### Challenge
In your copy, repeat the records exactly and leave out the pictures.

### Source records
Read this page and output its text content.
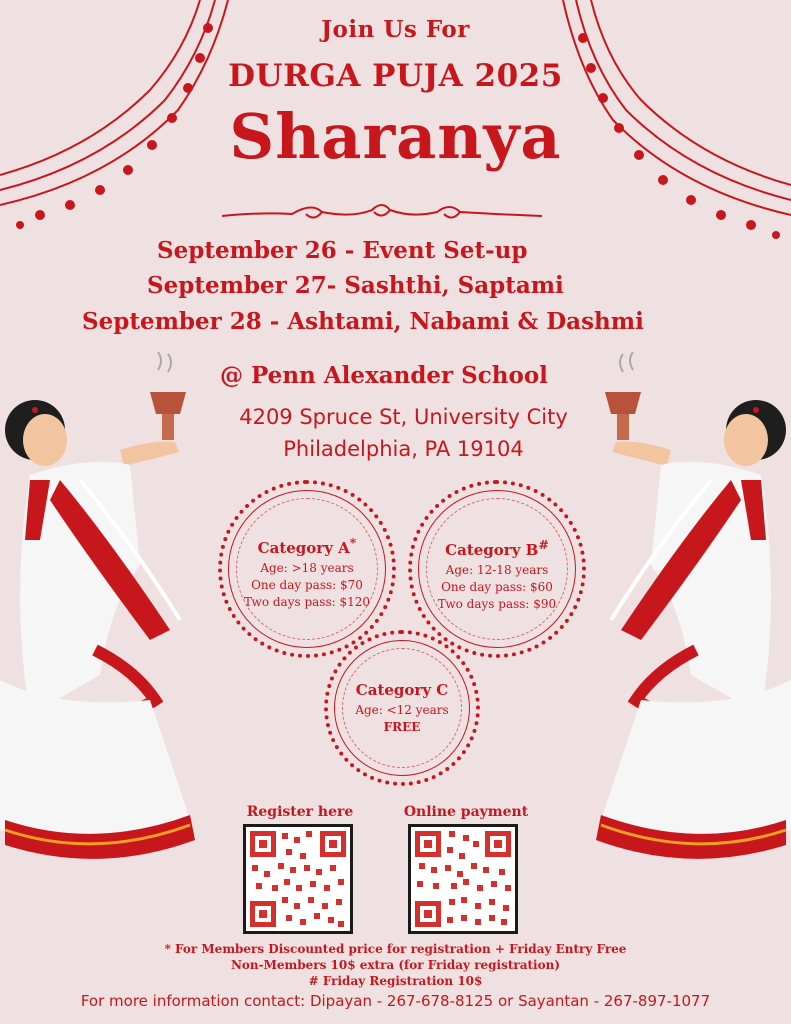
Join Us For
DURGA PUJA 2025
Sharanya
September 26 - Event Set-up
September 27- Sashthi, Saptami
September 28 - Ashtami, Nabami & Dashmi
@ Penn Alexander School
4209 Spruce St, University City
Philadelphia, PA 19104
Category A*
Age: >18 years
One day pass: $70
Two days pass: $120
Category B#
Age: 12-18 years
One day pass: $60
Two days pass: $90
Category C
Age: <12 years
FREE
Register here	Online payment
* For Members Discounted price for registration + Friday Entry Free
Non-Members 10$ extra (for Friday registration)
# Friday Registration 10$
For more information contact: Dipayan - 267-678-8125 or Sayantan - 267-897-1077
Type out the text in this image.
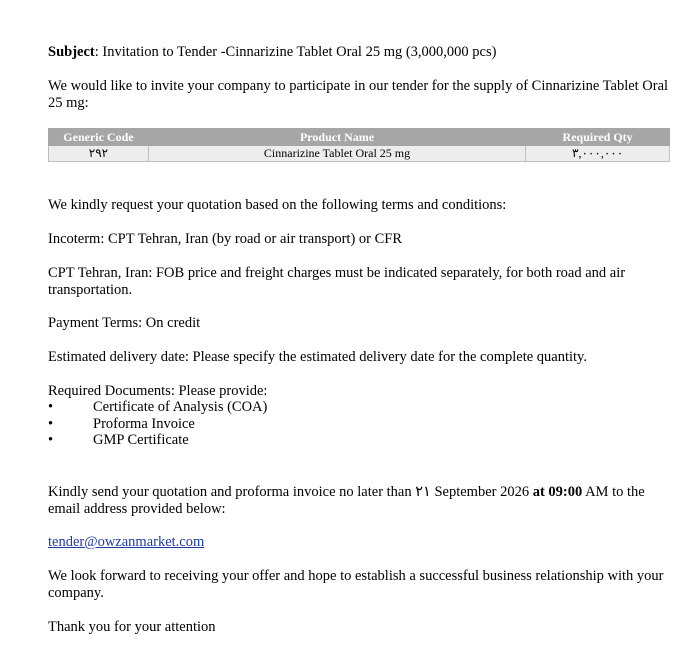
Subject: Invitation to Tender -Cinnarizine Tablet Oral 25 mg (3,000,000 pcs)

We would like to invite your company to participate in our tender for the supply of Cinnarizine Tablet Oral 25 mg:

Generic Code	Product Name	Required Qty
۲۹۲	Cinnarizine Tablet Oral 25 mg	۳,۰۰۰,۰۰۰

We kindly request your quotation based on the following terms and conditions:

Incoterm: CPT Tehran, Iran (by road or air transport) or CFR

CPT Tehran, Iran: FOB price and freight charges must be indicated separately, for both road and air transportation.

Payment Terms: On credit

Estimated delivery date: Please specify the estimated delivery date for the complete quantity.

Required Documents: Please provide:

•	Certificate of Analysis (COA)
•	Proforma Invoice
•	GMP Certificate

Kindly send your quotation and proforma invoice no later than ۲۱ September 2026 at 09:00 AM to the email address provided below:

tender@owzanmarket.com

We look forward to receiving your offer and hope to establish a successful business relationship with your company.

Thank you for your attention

### Correct result
Read this page and output its text content.
Join Us For
DURGA PUJA 2025
Sharanya
September 26 - Event Set-up
September 27- Sashthi, Saptami
September 28 - Ashtami, Nabami & Dashmi
@ Penn Alexander School
4209 Spruce St, University City
Philadelphia, PA 19104
Category A*
Age: >18 years
One day pass: $70
Two days pass: $120
Category B#
Age: 12-18 years
One day pass: $60
Two days pass: $90
Category C
Age: <12 years
FREE
Register here	Online payment
* For Members Discounted price for registration + Friday Entry Free
Non-Members 10$ extra (for Friday registration)
# Friday Registration 10$
For more information contact: Dipayan - 267-678-8125 or Sayantan - 267-897-1077
Type out the text in this image.
Subject: Invitation to Tender -Cinnarizine Tablet Oral 25 mg (3,000,000 pcs)

We would like to invite your company to participate in our tender for the supply of Cinnarizine Tablet Oral 25 mg:

Generic Code	Product Name	Required Qty
۲۹۲	Cinnarizine Tablet Oral 25 mg	۳,۰۰۰,۰۰۰

We kindly request your quotation based on the following terms and conditions:

Incoterm: CPT Tehran, Iran (by road or air transport) or CFR

CPT Tehran, Iran: FOB price and freight charges must be indicated separately, for both road and air transportation.

Payment Terms: On credit

Estimated delivery date: Please specify the estimated delivery date for the complete quantity.

Required Documents: Please provide:

•	Certificate of Analysis (COA)
•	Proforma Invoice
•	GMP Certificate

Kindly send your quotation and proforma invoice no later than ۲۱ September 2026 at 09:00 AM to the email address provided below:

tender@owzanmarket.com

We look forward to receiving your offer and hope to establish a successful business relationship with your company.

Thank you for your attention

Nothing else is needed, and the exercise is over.